_INSTRUCTION_
Copy the passage from the text about digital project afterlives word for word, starting at "Look at this" and ending at "online… For now.".

_DOCUMENT SECTION_
━━━━━━━━

You can search and download any of their 5,000 resources, which date from the 1950s through 2011. I checked some of the older resources, and FMO appears to be the only place you can find copies of some of them online. In my dataset, I cataloged this as a “partially available” resource, since the rest of the FMO site is down.

One item in the Digital Library, presented with info about authors, date, subject, publisher, etc.

Look at this metadata! The project team put a lot of work into compiling and adding to this information, and making the fair-use case to make these thousands of documents available to the public. I hope that this repository stays online, especially we are still in the midst of a global refugee crisis.

So here’s the breakdown of this project’s afterlife:

In total, the Forced Migration Online project was fully available on the open web for 16 or 17 years. After 4 years of funding issues, it was taken offline, except for the repository, which is a valuable collection of documents that remains online… For now.

Case study: Clotel Electronic Edition, Documents Compass

Let’s take a look at another project, the Clotel Electronic Edition, which has an unexpected afterlife.

Clotel landing page

Clotel is said to be the first African-American novel. There were four versions with different endings published. The Electronic Edition project made these available online, with lots of other critical resources as well. In 2015, I cataloged this project as still available online. The full scholarly edition itself was paywalled, but the project had a thorough website with many resources. The project was part of Documents Compass, a grant-funded project out of the Virginia Foundation for the Humanities.

Documents Compass landing page, with subtitle, serving the documentary editor

This is what it looked like as late as 2014. The text says that they “provide non-profit assistance to those who are engaged in or planning documentary editing projects…”

This year, the URL for the Clotel scholarly edition brought me to a “Page not found” landing page at the same URL, documentscompass.org. I took a look at the rest of the site, thinking maybe it was moved without a redirect.

━━━━━━━━

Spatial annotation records
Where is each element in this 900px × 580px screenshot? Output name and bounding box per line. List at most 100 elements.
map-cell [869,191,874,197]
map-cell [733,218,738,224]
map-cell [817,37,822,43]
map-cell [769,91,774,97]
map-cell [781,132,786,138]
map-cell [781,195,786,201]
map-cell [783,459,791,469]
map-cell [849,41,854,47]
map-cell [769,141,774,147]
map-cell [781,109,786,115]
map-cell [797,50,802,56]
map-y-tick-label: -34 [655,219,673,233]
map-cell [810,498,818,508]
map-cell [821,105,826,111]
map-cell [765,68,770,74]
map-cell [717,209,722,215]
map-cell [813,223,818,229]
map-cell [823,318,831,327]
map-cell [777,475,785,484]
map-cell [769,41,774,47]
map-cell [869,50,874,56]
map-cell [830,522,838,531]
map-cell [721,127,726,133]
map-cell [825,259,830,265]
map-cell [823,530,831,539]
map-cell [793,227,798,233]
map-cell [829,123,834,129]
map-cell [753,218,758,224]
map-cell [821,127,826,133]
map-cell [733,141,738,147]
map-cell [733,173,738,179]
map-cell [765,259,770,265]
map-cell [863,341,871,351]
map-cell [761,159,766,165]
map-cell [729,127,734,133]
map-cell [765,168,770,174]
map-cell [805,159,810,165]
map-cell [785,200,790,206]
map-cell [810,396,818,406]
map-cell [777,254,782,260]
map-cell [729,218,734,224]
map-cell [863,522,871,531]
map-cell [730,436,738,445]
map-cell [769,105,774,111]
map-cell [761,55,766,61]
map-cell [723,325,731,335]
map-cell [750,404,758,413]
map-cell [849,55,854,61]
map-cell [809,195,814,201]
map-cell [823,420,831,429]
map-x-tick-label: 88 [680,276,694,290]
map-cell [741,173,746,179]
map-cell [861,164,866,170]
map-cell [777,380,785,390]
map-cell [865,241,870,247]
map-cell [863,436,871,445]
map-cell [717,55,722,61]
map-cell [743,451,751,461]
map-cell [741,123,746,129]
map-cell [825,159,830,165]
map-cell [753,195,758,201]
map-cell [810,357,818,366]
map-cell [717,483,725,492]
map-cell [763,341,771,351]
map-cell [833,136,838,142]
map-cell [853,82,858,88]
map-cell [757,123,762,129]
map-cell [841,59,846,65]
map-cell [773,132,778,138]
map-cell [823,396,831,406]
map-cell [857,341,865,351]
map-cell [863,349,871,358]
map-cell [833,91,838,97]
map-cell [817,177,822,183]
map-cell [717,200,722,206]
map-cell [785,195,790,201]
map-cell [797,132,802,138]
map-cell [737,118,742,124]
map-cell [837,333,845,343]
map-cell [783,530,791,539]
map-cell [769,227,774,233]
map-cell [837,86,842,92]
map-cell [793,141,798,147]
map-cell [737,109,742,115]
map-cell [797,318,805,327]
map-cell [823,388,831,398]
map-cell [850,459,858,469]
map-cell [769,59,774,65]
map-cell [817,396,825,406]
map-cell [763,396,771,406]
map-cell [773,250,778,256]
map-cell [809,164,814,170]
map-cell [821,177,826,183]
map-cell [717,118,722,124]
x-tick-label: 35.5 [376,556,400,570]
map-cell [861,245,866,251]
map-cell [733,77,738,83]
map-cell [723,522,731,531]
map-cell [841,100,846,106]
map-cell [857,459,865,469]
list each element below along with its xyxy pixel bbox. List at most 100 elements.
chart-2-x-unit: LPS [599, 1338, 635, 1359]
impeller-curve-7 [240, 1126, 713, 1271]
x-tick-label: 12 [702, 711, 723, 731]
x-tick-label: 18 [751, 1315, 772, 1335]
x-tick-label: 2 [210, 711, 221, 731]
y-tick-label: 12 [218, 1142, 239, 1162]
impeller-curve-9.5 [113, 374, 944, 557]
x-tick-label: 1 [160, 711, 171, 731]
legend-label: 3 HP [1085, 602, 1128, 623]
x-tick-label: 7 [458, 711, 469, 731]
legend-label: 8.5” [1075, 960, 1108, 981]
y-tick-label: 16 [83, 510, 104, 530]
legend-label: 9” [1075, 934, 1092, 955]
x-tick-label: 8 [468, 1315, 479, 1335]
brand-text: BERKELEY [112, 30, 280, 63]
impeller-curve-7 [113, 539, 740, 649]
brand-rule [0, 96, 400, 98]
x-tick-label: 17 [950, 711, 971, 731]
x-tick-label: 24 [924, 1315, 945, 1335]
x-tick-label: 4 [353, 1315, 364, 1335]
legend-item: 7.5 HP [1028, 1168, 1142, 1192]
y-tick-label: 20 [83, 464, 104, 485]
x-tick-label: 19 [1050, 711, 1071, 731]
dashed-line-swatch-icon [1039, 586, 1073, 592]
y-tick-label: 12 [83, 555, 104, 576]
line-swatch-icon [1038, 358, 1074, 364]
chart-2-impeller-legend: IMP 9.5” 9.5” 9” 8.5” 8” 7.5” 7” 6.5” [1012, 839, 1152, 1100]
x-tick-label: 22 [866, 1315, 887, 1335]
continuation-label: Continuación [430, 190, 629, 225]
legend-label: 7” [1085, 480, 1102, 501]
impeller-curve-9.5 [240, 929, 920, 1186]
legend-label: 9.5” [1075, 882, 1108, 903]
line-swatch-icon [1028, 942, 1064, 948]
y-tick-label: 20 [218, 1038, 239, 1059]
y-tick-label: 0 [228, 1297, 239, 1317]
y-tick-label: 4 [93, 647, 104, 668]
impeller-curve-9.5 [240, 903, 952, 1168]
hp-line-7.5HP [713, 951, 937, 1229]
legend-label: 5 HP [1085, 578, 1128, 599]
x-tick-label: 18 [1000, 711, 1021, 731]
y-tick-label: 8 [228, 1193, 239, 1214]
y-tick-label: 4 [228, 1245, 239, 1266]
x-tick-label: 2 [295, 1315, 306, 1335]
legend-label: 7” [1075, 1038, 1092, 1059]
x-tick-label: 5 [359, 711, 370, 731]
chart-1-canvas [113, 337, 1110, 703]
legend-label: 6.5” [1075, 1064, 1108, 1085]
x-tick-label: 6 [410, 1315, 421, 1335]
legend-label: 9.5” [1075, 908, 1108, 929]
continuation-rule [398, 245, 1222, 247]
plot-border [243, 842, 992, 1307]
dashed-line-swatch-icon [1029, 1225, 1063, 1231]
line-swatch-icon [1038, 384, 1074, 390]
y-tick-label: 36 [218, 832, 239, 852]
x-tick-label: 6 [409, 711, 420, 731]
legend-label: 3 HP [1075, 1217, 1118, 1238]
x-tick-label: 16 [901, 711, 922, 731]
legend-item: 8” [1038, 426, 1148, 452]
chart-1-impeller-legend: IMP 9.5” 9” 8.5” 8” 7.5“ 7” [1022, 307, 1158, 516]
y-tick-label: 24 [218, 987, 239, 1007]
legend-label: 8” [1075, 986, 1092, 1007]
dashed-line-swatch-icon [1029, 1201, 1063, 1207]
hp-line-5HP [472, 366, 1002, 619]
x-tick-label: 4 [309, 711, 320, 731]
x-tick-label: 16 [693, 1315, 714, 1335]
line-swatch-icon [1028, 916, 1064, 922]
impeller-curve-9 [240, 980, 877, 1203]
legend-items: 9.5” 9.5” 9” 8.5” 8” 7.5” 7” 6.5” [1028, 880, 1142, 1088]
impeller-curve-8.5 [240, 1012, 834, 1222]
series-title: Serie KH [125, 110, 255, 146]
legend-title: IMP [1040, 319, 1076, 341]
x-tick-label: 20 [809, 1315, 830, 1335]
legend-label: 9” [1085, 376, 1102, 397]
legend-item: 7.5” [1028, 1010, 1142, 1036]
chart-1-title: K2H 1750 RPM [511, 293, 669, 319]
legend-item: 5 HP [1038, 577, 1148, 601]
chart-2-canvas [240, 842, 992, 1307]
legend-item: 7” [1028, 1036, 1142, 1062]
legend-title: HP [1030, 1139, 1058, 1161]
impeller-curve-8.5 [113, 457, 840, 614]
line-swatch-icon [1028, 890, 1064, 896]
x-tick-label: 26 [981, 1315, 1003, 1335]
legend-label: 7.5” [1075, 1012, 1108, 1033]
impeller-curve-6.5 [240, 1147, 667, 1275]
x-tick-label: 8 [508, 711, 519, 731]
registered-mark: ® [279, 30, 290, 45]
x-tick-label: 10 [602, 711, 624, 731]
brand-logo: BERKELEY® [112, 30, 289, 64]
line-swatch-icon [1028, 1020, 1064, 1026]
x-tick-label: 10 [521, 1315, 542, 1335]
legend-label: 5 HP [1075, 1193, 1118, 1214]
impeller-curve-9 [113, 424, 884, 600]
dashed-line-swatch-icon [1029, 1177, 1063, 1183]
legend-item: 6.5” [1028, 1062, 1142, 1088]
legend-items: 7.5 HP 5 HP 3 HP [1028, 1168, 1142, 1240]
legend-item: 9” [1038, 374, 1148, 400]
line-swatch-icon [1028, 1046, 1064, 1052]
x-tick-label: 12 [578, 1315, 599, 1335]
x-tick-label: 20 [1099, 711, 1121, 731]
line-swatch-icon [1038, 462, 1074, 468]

━━━━━━━━

_RESPONSE TO THIS EXERCISE_
Look at this metadata! The project team put a lot of work into compiling and adding to this information, and making the fair-use case to make these thousands of documents available to the public. I hope that this repository stays online, especially we are still in the midst of a global refugee crisis.

So here’s the breakdown of this project’s afterlife:

In total, the Forced Migration Online project was fully available on the open web for 16 or 17 years. After 4 years of funding issues, it was taken offline, except for the repository, which is a valuable collection of documents that remains online… For now.